══ Stored records ══

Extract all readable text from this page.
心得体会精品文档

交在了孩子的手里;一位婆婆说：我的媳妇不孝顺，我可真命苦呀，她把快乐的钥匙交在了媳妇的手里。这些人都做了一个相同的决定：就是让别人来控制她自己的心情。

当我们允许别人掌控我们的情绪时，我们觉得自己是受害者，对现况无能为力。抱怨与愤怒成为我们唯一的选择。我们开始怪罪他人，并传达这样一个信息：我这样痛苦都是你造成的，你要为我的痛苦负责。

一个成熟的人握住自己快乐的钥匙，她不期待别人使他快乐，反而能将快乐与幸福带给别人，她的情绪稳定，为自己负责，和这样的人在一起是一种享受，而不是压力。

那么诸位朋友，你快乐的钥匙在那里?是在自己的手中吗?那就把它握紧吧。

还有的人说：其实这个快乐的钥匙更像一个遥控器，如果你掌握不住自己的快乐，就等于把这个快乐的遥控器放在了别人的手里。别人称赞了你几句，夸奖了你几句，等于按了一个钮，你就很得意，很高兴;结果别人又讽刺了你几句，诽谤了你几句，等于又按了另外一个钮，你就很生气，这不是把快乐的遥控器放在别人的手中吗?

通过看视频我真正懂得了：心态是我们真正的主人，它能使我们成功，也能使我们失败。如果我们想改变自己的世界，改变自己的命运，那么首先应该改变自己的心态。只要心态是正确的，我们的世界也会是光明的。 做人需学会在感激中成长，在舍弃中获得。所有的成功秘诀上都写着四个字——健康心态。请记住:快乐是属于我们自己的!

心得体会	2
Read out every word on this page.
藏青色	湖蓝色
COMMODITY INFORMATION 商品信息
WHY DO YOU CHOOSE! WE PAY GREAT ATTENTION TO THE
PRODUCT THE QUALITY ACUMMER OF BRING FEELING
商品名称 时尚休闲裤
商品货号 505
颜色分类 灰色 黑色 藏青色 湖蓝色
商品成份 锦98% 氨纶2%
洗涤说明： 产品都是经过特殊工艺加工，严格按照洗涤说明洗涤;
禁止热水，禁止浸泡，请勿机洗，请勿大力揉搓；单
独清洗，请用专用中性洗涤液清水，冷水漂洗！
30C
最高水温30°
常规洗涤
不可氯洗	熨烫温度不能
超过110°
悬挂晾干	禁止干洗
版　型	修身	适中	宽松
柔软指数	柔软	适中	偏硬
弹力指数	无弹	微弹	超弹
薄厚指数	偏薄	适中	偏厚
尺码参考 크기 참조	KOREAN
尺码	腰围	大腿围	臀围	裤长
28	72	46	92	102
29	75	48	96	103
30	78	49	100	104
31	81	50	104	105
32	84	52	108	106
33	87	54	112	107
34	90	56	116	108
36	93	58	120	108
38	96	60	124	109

═══

_What is needed_
Find each line with the string "this" and copy it out.

_Response_
Extract all readable text from this page.
Read out every word on this page.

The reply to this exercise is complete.